- INSTRUCTIONS FOR THE TASK
Say how many lines hold the string "granicznego"; please write nothing but the number.

━━━━━━━━

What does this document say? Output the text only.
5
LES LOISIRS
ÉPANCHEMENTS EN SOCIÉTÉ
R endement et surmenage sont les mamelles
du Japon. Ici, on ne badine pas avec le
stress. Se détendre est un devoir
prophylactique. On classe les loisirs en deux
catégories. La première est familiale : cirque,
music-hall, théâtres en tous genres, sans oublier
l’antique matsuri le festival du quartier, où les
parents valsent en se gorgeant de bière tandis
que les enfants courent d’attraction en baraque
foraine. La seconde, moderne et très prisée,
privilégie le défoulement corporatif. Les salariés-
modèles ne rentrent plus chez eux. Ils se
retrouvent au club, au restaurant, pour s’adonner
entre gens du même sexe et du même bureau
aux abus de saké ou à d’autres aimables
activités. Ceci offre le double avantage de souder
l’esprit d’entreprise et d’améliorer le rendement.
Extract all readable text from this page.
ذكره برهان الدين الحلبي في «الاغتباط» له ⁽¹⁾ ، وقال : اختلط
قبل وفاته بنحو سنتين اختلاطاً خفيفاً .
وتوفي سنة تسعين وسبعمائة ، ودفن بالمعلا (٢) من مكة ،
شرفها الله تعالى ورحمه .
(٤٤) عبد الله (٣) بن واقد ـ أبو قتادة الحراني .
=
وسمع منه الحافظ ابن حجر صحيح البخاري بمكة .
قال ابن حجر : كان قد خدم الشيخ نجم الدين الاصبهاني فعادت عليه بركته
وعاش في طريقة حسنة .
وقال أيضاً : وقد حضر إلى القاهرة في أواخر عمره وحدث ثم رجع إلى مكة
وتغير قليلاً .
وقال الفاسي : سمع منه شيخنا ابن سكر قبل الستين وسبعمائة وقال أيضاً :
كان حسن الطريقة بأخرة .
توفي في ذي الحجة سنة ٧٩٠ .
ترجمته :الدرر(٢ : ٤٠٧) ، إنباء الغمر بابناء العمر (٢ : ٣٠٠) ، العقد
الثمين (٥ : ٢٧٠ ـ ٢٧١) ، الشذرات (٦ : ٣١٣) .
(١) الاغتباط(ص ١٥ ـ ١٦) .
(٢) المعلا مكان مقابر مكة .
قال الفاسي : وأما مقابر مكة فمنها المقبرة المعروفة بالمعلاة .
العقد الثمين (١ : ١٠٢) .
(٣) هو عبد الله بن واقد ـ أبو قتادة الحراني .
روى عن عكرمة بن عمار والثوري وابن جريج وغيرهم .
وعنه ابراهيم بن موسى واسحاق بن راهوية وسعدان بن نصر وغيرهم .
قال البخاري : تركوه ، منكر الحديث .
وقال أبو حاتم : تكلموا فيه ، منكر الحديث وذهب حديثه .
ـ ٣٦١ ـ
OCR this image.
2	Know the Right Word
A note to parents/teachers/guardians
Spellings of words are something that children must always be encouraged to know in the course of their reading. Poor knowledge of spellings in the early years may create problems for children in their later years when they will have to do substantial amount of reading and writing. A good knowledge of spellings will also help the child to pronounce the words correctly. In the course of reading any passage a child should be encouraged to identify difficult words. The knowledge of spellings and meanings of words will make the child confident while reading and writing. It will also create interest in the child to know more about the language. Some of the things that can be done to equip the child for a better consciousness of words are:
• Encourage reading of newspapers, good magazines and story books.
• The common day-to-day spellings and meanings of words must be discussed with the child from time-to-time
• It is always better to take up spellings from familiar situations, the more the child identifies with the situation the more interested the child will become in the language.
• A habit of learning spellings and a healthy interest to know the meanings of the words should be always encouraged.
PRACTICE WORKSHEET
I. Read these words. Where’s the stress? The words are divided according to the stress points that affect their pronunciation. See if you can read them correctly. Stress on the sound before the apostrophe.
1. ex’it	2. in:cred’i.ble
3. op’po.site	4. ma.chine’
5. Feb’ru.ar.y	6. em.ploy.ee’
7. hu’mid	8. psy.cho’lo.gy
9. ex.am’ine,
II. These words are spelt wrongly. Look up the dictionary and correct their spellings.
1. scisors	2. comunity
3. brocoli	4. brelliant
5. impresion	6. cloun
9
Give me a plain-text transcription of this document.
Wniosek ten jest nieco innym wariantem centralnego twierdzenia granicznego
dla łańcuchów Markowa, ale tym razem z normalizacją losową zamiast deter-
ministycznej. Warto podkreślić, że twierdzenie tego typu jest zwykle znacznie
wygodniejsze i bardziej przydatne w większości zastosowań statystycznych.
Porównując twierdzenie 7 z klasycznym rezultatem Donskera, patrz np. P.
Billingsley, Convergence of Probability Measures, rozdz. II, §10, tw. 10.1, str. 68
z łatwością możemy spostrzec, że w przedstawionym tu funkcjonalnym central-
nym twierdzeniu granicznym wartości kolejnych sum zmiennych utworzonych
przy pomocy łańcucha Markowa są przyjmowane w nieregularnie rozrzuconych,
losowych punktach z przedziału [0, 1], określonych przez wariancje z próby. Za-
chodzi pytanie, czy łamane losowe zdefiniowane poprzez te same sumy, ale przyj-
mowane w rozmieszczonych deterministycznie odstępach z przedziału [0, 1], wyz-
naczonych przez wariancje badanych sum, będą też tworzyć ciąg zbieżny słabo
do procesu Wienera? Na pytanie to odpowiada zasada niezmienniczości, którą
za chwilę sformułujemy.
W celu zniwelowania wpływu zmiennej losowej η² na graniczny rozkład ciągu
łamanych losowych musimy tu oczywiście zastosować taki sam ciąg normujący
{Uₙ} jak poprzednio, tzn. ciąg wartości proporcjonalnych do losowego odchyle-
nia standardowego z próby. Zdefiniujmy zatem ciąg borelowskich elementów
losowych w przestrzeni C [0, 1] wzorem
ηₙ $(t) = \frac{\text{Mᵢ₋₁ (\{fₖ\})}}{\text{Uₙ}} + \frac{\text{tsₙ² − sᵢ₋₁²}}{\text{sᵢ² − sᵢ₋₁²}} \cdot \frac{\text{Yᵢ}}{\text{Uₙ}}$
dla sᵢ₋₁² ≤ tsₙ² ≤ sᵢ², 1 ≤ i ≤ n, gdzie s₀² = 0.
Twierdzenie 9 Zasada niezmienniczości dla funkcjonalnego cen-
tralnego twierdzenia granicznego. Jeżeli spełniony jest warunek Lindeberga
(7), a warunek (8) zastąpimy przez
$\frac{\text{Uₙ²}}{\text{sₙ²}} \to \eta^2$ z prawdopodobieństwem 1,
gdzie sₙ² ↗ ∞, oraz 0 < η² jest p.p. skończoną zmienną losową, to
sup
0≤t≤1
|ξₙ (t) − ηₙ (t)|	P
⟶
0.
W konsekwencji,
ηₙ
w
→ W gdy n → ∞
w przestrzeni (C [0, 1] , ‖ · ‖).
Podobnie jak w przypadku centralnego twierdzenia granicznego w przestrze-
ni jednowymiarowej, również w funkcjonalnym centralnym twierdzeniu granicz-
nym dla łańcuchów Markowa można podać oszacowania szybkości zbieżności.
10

━━━━━━━━

- EXPECTED ANSWER
3